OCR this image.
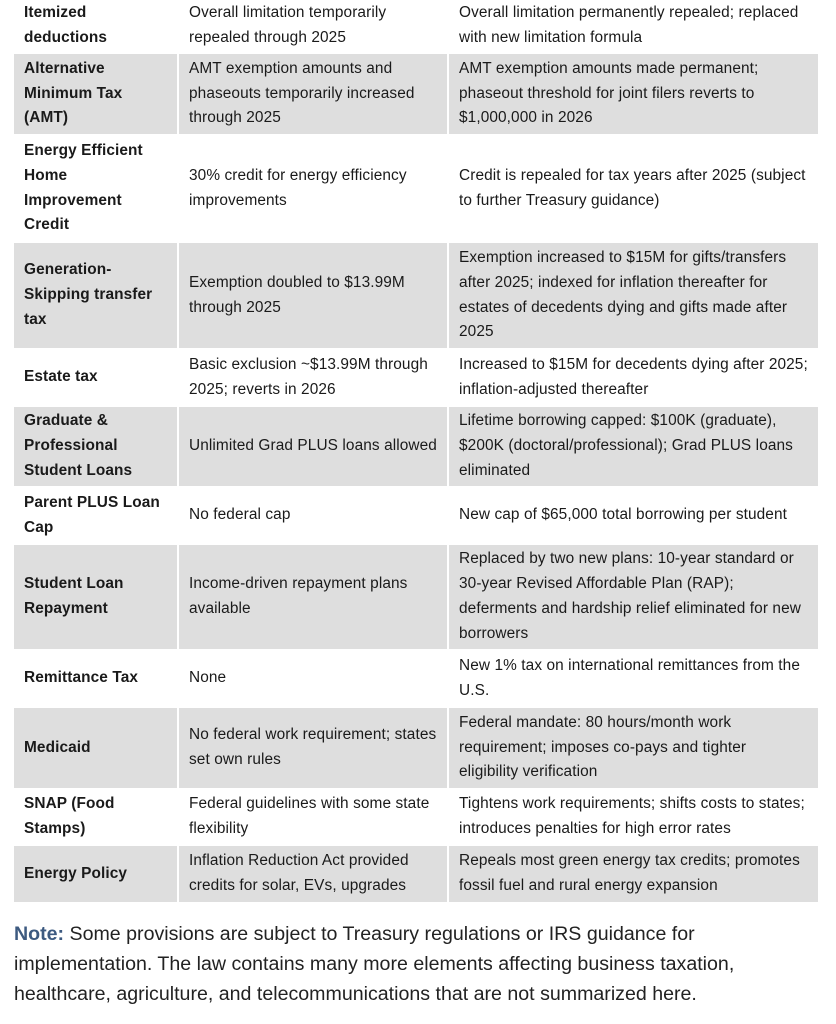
Itemized deductions	Overall limitation temporarily repealed through 2025	Overall limitation permanently repealed; replaced with new limitation formula
Alternative Minimum Tax (AMT)	AMT exemption amounts and phaseouts temporarily increased through 2025	AMT exemption amounts made permanent; phaseout threshold for joint filers reverts to $1,000,000 in 2026
Energy Efficient Home Improvement Credit	30% credit for energy efficiency improvements	Credit is repealed for tax years after 2025 (subject to further Treasury guidance)
Generation-Skipping transfer tax	Exemption doubled to $13.99M through 2025	Exemption increased to $15M for gifts/transfers after 2025; indexed for inflation thereafter for estates of decedents dying and gifts made after 2025
Estate tax	Basic exclusion ~$13.99M through 2025; reverts in 2026	Increased to $15M for decedents dying after 2025; inflation-adjusted thereafter
Graduate & Professional Student Loans	Unlimited Grad PLUS loans allowed	Lifetime borrowing capped: $100K (graduate), $200K (doctoral/professional); Grad PLUS loans eliminated
Parent PLUS Loan Cap	No federal cap	New cap of $65,000 total borrowing per student
Student Loan Repayment	Income-driven repayment plans available	Replaced by two new plans: 10-year standard or 30-year Revised Affordable Plan (RAP); deferments and hardship relief eliminated for new borrowers
Remittance Tax	None	New 1% tax on international remittances from the U.S.
Medicaid	No federal work requirement; states set own rules	Federal mandate: 80 hours/month work requirement; imposes co-pays and tighter eligibility verification
SNAP (Food Stamps)	Federal guidelines with some state flexibility	Tightens work requirements; shifts costs to states; introduces penalties for high error rates
Energy Policy	Inflation Reduction Act provided credits for solar, EVs, upgrades	Repeals most green energy tax credits; promotes fossil fuel and rural energy expansion
Note: Some provisions are subject to Treasury regulations or IRS guidance for implementation. The law contains many more elements affecting business taxation, healthcare, agriculture, and telecommunications that are not summarized here.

#### What you are asked to do
Write out the records above exactly as they appear, leaving out any pictures.

#### Exercise result
OCR this image.
Itemized deductions	Overall limitation temporarily repealed through 2025	Overall limitation permanently repealed; replaced with new limitation formula
Alternative Minimum Tax (AMT)	AMT exemption amounts and phaseouts temporarily increased through 2025	AMT exemption amounts made permanent; phaseout threshold for joint filers reverts to $1,000,000 in 2026
Energy Efficient Home Improvement Credit	30% credit for energy efficiency improvements	Credit is repealed for tax years after 2025 (subject to further Treasury guidance)
Generation-Skipping transfer tax	Exemption doubled to $13.99M through 2025	Exemption increased to $15M for gifts/transfers after 2025; indexed for inflation thereafter for estates of decedents dying and gifts made after 2025
Estate tax	Basic exclusion ~$13.99M through 2025; reverts in 2026	Increased to $15M for decedents dying after 2025; inflation-adjusted thereafter
Graduate & Professional Student Loans	Unlimited Grad PLUS loans allowed	Lifetime borrowing capped: $100K (graduate), $200K (doctoral/professional); Grad PLUS loans eliminated
Parent PLUS Loan Cap	No federal cap	New cap of $65,000 total borrowing per student
Student Loan Repayment	Income-driven repayment plans available	Replaced by two new plans: 10-year standard or 30-year Revised Affordable Plan (RAP); deferments and hardship relief eliminated for new borrowers
Remittance Tax	None	New 1% tax on international remittances from the U.S.
Medicaid	No federal work requirement; states set own rules	Federal mandate: 80 hours/month work requirement; imposes co-pays and tighter eligibility verification
SNAP (Food Stamps)	Federal guidelines with some state flexibility	Tightens work requirements; shifts costs to states; introduces penalties for high error rates
Energy Policy	Inflation Reduction Act provided credits for solar, EVs, upgrades	Repeals most green energy tax credits; promotes fossil fuel and rural energy expansion
Note: Some provisions are subject to Treasury regulations or IRS guidance for implementation. The law contains many more elements affecting business taxation, healthcare, agriculture, and telecommunications that are not summarized here.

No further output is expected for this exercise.